[Saved entries]

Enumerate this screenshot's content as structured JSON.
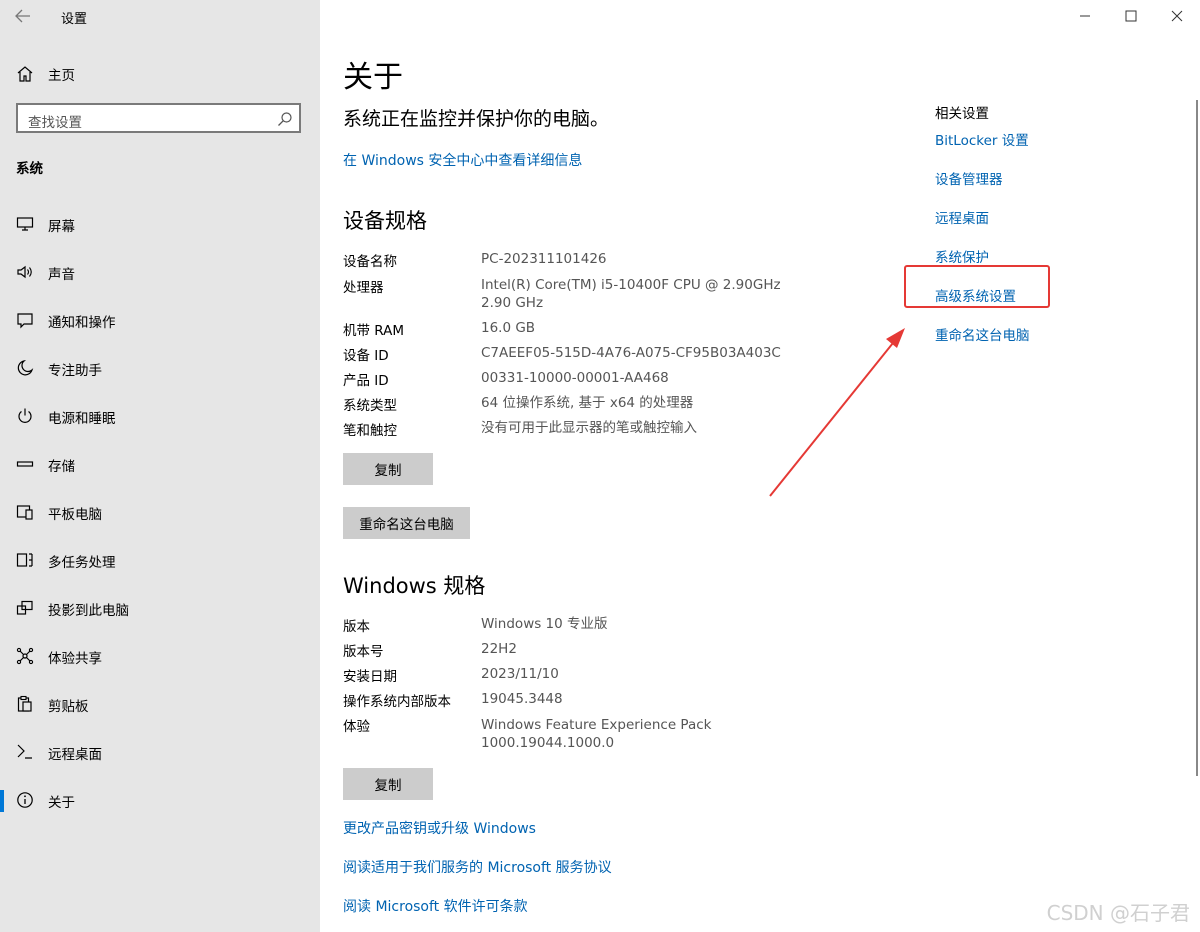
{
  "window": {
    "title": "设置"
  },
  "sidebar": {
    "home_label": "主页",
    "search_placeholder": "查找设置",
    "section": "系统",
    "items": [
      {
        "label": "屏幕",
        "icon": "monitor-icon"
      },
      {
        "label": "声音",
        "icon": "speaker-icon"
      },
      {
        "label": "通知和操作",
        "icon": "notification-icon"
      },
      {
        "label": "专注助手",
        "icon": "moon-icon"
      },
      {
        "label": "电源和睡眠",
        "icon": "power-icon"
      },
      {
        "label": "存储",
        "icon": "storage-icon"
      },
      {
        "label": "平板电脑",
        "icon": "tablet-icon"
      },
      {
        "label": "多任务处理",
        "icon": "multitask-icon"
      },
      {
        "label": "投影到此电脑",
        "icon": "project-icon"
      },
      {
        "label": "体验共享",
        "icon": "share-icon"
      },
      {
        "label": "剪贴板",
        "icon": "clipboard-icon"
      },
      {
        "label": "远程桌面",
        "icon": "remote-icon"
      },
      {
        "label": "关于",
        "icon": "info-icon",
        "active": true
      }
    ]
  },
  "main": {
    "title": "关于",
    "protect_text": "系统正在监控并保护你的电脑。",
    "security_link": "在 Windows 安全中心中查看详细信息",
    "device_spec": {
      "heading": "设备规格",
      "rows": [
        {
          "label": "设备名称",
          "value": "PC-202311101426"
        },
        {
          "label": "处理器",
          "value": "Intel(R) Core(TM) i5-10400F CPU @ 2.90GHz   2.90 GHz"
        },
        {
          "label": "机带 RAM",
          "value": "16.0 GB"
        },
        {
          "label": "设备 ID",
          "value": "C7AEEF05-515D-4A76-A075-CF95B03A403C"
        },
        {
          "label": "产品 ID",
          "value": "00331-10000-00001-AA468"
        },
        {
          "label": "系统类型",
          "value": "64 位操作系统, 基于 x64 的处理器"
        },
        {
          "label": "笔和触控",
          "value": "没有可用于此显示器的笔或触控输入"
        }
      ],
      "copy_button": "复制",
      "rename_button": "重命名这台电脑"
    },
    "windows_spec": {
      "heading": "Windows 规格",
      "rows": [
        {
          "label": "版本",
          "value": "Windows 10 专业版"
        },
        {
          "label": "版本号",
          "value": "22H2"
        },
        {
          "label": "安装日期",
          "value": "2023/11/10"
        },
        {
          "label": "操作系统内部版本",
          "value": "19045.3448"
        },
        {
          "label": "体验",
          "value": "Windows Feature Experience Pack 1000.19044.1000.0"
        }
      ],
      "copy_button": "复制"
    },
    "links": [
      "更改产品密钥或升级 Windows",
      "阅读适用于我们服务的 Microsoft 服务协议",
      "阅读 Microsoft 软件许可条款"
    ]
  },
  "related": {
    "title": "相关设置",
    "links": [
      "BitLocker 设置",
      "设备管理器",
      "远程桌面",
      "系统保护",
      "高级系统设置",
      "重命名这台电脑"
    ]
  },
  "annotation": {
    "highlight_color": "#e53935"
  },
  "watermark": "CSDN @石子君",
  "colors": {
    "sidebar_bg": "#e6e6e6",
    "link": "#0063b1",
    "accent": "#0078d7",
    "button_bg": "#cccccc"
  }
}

_DO THIS_
Restate each line of the records exactly; pictures do not belong in the copy.

_WRITTEN SOLUTION_
Enumerate this screenshot's content as structured JSON.
{
  "window": {
    "title": "设置"
  },
  "sidebar": {
    "home_label": "主页",
    "search_placeholder": "查找设置",
    "section": "系统",
    "items": [
      {
        "label": "屏幕",
        "icon": "monitor-icon"
      },
      {
        "label": "声音",
        "icon": "speaker-icon"
      },
      {
        "label": "通知和操作",
        "icon": "notification-icon"
      },
      {
        "label": "专注助手",
        "icon": "moon-icon"
      },
      {
        "label": "电源和睡眠",
        "icon": "power-icon"
      },
      {
        "label": "存储",
        "icon": "storage-icon"
      },
      {
        "label": "平板电脑",
        "icon": "tablet-icon"
      },
      {
        "label": "多任务处理",
        "icon": "multitask-icon"
      },
      {
        "label": "投影到此电脑",
        "icon": "project-icon"
      },
      {
        "label": "体验共享",
        "icon": "share-icon"
      },
      {
        "label": "剪贴板",
        "icon": "clipboard-icon"
      },
      {
        "label": "远程桌面",
        "icon": "remote-icon"
      },
      {
        "label": "关于",
        "icon": "info-icon",
        "active": true
      }
    ]
  },
  "main": {
    "title": "关于",
    "protect_text": "系统正在监控并保护你的电脑。",
    "security_link": "在 Windows 安全中心中查看详细信息",
    "device_spec": {
      "heading": "设备规格",
      "rows": [
        {
          "label": "设备名称",
          "value": "PC-202311101426"
        },
        {
          "label": "处理器",
          "value": "Intel(R) Core(TM) i5-10400F CPU @ 2.90GHz   2.90 GHz"
        },
        {
          "label": "机带 RAM",
          "value": "16.0 GB"
        },
        {
          "label": "设备 ID",
          "value": "C7AEEF05-515D-4A76-A075-CF95B03A403C"
        },
        {
          "label": "产品 ID",
          "value": "00331-10000-00001-AA468"
        },
        {
          "label": "系统类型",
          "value": "64 位操作系统, 基于 x64 的处理器"
        },
        {
          "label": "笔和触控",
          "value": "没有可用于此显示器的笔或触控输入"
        }
      ],
      "copy_button": "复制",
      "rename_button": "重命名这台电脑"
    },
    "windows_spec": {
      "heading": "Windows 规格",
      "rows": [
        {
          "label": "版本",
          "value": "Windows 10 专业版"
        },
        {
          "label": "版本号",
          "value": "22H2"
        },
        {
          "label": "安装日期",
          "value": "2023/11/10"
        },
        {
          "label": "操作系统内部版本",
          "value": "19045.3448"
        },
        {
          "label": "体验",
          "value": "Windows Feature Experience Pack 1000.19044.1000.0"
        }
      ],
      "copy_button": "复制"
    },
    "links": [
      "更改产品密钥或升级 Windows",
      "阅读适用于我们服务的 Microsoft 服务协议",
      "阅读 Microsoft 软件许可条款"
    ]
  },
  "related": {
    "title": "相关设置",
    "links": [
      "BitLocker 设置",
      "设备管理器",
      "远程桌面",
      "系统保护",
      "高级系统设置",
      "重命名这台电脑"
    ]
  },
  "annotation": {
    "highlight_color": "#e53935"
  },
  "watermark": "CSDN @石子君",
  "colors": {
    "sidebar_bg": "#e6e6e6",
    "link": "#0063b1",
    "accent": "#0078d7",
    "button_bg": "#cccccc"
  }
}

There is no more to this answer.